▶ What is asked: Write out all of the data without omission, exactly as shown.
=== Records for the exercise ===
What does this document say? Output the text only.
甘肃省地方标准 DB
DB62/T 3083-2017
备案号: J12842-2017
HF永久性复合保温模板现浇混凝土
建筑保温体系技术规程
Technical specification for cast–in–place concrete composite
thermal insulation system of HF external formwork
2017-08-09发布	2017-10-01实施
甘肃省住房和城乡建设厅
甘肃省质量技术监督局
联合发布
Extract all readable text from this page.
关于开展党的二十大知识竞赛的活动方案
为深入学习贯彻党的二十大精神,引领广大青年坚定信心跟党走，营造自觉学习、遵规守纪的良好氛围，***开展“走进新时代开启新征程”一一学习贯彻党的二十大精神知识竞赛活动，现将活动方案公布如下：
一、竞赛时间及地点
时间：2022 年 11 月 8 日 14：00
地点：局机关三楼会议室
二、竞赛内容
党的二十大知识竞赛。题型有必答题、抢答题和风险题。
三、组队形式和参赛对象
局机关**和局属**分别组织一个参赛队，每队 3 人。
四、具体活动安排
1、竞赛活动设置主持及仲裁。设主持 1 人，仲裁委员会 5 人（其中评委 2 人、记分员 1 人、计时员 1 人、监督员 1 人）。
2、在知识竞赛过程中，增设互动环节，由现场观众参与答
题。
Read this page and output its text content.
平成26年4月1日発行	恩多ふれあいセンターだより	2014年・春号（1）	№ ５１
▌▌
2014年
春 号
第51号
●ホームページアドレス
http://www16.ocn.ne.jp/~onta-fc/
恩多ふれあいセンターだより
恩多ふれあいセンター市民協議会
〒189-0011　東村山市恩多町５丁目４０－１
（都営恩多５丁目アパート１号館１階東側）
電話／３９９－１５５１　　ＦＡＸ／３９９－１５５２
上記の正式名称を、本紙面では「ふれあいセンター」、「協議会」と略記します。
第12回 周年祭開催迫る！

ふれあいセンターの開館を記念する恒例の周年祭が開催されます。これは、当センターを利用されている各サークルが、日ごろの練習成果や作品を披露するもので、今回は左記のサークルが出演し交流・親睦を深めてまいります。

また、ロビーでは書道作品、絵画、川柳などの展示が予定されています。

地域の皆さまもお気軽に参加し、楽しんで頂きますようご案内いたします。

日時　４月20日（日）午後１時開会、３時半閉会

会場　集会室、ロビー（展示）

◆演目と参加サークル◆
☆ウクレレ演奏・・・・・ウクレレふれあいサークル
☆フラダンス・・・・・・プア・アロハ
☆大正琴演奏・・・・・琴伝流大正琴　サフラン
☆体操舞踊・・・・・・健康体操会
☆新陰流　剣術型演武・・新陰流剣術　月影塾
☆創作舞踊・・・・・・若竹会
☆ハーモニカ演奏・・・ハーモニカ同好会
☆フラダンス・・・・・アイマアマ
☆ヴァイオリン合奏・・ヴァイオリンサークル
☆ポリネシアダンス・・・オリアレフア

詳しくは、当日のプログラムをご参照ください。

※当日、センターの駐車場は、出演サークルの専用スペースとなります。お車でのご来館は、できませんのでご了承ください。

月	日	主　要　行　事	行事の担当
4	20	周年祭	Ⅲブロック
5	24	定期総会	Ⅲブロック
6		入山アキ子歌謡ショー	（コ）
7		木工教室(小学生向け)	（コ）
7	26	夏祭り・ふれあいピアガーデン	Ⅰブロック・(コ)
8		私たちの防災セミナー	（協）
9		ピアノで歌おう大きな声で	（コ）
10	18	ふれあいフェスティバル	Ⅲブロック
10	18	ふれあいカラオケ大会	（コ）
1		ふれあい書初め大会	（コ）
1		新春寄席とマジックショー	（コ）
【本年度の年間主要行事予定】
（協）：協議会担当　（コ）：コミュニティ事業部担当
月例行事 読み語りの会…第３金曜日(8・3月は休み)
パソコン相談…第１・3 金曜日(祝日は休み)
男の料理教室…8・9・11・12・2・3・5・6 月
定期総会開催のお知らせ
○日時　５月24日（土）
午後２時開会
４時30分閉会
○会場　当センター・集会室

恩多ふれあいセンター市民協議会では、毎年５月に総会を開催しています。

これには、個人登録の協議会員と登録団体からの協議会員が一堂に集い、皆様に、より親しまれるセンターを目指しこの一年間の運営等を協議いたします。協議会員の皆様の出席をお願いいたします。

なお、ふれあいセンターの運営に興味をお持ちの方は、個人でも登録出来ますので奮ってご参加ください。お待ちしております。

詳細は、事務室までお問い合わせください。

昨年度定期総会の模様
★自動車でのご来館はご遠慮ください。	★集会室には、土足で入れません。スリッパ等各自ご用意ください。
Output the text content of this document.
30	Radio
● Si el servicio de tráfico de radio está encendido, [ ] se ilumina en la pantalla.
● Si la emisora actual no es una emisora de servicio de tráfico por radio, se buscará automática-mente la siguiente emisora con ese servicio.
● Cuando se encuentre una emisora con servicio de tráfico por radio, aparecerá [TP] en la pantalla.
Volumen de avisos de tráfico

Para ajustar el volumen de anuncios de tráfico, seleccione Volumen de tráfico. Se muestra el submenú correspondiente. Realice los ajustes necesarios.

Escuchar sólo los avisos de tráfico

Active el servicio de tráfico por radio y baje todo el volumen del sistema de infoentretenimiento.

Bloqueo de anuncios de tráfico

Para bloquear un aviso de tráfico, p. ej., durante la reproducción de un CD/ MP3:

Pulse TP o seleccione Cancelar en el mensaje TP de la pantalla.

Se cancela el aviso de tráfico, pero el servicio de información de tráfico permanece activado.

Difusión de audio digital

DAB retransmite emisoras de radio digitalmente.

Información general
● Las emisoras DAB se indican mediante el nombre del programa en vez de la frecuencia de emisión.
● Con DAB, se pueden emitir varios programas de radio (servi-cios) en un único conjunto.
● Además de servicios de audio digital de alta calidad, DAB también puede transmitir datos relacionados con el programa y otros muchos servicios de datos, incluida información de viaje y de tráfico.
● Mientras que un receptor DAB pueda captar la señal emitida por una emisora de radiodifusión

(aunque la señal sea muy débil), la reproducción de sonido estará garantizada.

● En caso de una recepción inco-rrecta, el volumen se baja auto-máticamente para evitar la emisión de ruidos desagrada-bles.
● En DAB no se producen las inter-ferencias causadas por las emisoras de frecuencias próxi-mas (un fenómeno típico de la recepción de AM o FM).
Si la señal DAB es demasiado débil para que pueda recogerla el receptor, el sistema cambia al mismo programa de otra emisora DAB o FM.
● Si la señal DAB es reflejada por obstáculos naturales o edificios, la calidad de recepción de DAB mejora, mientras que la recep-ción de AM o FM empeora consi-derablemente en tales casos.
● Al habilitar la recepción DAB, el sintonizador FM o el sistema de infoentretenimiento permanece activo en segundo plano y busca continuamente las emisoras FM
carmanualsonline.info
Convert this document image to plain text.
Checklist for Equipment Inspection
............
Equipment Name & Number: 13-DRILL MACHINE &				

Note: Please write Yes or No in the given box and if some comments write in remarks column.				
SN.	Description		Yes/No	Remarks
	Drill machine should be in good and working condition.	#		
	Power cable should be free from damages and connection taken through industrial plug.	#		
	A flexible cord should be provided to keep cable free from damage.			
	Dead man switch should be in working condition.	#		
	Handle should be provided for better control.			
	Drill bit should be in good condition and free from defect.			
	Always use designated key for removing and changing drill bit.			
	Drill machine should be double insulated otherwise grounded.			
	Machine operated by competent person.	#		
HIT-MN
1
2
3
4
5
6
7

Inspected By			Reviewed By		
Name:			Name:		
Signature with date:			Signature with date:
===
▶ Task answer:
What does this document say? Output the text only.
甘肃省地方标准 DB
DB62/T 3083-2017
备案号: J12842-2017
HF永久性复合保温模板现浇混凝土
建筑保温体系技术规程
Technical specification for cast–in–place concrete composite
thermal insulation system of HF external formwork
2017-08-09发布	2017-10-01实施
甘肃省住房和城乡建设厅
甘肃省质量技术监督局
联合发布
Extract all readable text from this page.
关于开展党的二十大知识竞赛的活动方案
为深入学习贯彻党的二十大精神,引领广大青年坚定信心跟党走，营造自觉学习、遵规守纪的良好氛围，***开展“走进新时代开启新征程”一一学习贯彻党的二十大精神知识竞赛活动，现将活动方案公布如下：
一、竞赛时间及地点
时间：2022 年 11 月 8 日 14：00
地点：局机关三楼会议室
二、竞赛内容
党的二十大知识竞赛。题型有必答题、抢答题和风险题。
三、组队形式和参赛对象
局机关**和局属**分别组织一个参赛队，每队 3 人。
四、具体活动安排
1、竞赛活动设置主持及仲裁。设主持 1 人，仲裁委员会 5 人（其中评委 2 人、记分员 1 人、计时员 1 人、监督员 1 人）。
2、在知识竞赛过程中，增设互动环节，由现场观众参与答
题。
Read this page and output its text content.
平成26年4月1日発行	恩多ふれあいセンターだより	2014年・春号（1）	№ ５１
▌▌
2014年
春 号
第51号
●ホームページアドレス
http://www16.ocn.ne.jp/~onta-fc/
恩多ふれあいセンターだより
恩多ふれあいセンター市民協議会
〒189-0011　東村山市恩多町５丁目４０－１
（都営恩多５丁目アパート１号館１階東側）
電話／３９９－１５５１　　ＦＡＸ／３９９－１５５２
上記の正式名称を、本紙面では「ふれあいセンター」、「協議会」と略記します。
第12回 周年祭開催迫る！

ふれあいセンターの開館を記念する恒例の周年祭が開催されます。これは、当センターを利用されている各サークルが、日ごろの練習成果や作品を披露するもので、今回は左記のサークルが出演し交流・親睦を深めてまいります。

また、ロビーでは書道作品、絵画、川柳などの展示が予定されています。

地域の皆さまもお気軽に参加し、楽しんで頂きますようご案内いたします。

日時　４月20日（日）午後１時開会、３時半閉会

会場　集会室、ロビー（展示）

◆演目と参加サークル◆
☆ウクレレ演奏・・・・・ウクレレふれあいサークル
☆フラダンス・・・・・・プア・アロハ
☆大正琴演奏・・・・・琴伝流大正琴　サフラン
☆体操舞踊・・・・・・健康体操会
☆新陰流　剣術型演武・・新陰流剣術　月影塾
☆創作舞踊・・・・・・若竹会
☆ハーモニカ演奏・・・ハーモニカ同好会
☆フラダンス・・・・・アイマアマ
☆ヴァイオリン合奏・・ヴァイオリンサークル
☆ポリネシアダンス・・・オリアレフア

詳しくは、当日のプログラムをご参照ください。

※当日、センターの駐車場は、出演サークルの専用スペースとなります。お車でのご来館は、できませんのでご了承ください。

月	日	主　要　行　事	行事の担当
4	20	周年祭	Ⅲブロック
5	24	定期総会	Ⅲブロック
6		入山アキ子歌謡ショー	（コ）
7		木工教室(小学生向け)	（コ）
7	26	夏祭り・ふれあいピアガーデン	Ⅰブロック・(コ)
8		私たちの防災セミナー	（協）
9		ピアノで歌おう大きな声で	（コ）
10	18	ふれあいフェスティバル	Ⅲブロック
10	18	ふれあいカラオケ大会	（コ）
1		ふれあい書初め大会	（コ）
1		新春寄席とマジックショー	（コ）
【本年度の年間主要行事予定】
（協）：協議会担当　（コ）：コミュニティ事業部担当
月例行事 読み語りの会…第３金曜日(8・3月は休み)
パソコン相談…第１・3 金曜日(祝日は休み)
男の料理教室…8・9・11・12・2・3・5・6 月
定期総会開催のお知らせ
○日時　５月24日（土）
午後２時開会
４時30分閉会
○会場　当センター・集会室

恩多ふれあいセンター市民協議会では、毎年５月に総会を開催しています。

これには、個人登録の協議会員と登録団体からの協議会員が一堂に集い、皆様に、より親しまれるセンターを目指しこの一年間の運営等を協議いたします。協議会員の皆様の出席をお願いいたします。

なお、ふれあいセンターの運営に興味をお持ちの方は、個人でも登録出来ますので奮ってご参加ください。お待ちしております。

詳細は、事務室までお問い合わせください。

昨年度定期総会の模様
★自動車でのご来館はご遠慮ください。	★集会室には、土足で入れません。スリッパ等各自ご用意ください。
Output the text content of this document.
30	Radio
● Si el servicio de tráfico de radio está encendido, [ ] se ilumina en la pantalla.
● Si la emisora actual no es una emisora de servicio de tráfico por radio, se buscará automática-mente la siguiente emisora con ese servicio.
● Cuando se encuentre una emisora con servicio de tráfico por radio, aparecerá [TP] en la pantalla.
Volumen de avisos de tráfico

Para ajustar el volumen de anuncios de tráfico, seleccione Volumen de tráfico. Se muestra el submenú correspondiente. Realice los ajustes necesarios.

Escuchar sólo los avisos de tráfico

Active el servicio de tráfico por radio y baje todo el volumen del sistema de infoentretenimiento.

Bloqueo de anuncios de tráfico

Para bloquear un aviso de tráfico, p. ej., durante la reproducción de un CD/ MP3:

Pulse TP o seleccione Cancelar en el mensaje TP de la pantalla.

Se cancela el aviso de tráfico, pero el servicio de información de tráfico permanece activado.

Difusión de audio digital

DAB retransmite emisoras de radio digitalmente.

Información general
● Las emisoras DAB se indican mediante el nombre del programa en vez de la frecuencia de emisión.
● Con DAB, se pueden emitir varios programas de radio (servi-cios) en un único conjunto.
● Además de servicios de audio digital de alta calidad, DAB también puede transmitir datos relacionados con el programa y otros muchos servicios de datos, incluida información de viaje y de tráfico.
● Mientras que un receptor DAB pueda captar la señal emitida por una emisora de radiodifusión

(aunque la señal sea muy débil), la reproducción de sonido estará garantizada.

● En caso de una recepción inco-rrecta, el volumen se baja auto-máticamente para evitar la emisión de ruidos desagrada-bles.
● En DAB no se producen las inter-ferencias causadas por las emisoras de frecuencias próxi-mas (un fenómeno típico de la recepción de AM o FM).
Si la señal DAB es demasiado débil para que pueda recogerla el receptor, el sistema cambia al mismo programa de otra emisora DAB o FM.
● Si la señal DAB es reflejada por obstáculos naturales o edificios, la calidad de recepción de DAB mejora, mientras que la recep-ción de AM o FM empeora consi-derablemente en tales casos.
● Al habilitar la recepción DAB, el sintonizador FM o el sistema de infoentretenimiento permanece activo en segundo plano y busca continuamente las emisoras FM
carmanualsonline.info
Convert this document image to plain text.
Checklist for Equipment Inspection
............
Equipment Name & Number: 13-DRILL MACHINE &				

Note: Please write Yes or No in the given box and if some comments write in remarks column.				
SN.	Description		Yes/No	Remarks
	Drill machine should be in good and working condition.	#		
	Power cable should be free from damages and connection taken through industrial plug.	#		
	A flexible cord should be provided to keep cable free from damage.			
	Dead man switch should be in working condition.	#		
	Handle should be provided for better control.			
	Drill bit should be in good condition and free from defect.			
	Always use designated key for removing and changing drill bit.			
	Drill machine should be double insulated otherwise grounded.			
	Machine operated by competent person.	#		
HIT-MN
1
2
3
4
5
6
7

Inspected By			Reviewed By		
Name:			Name:		
Signature with date:			Signature with date:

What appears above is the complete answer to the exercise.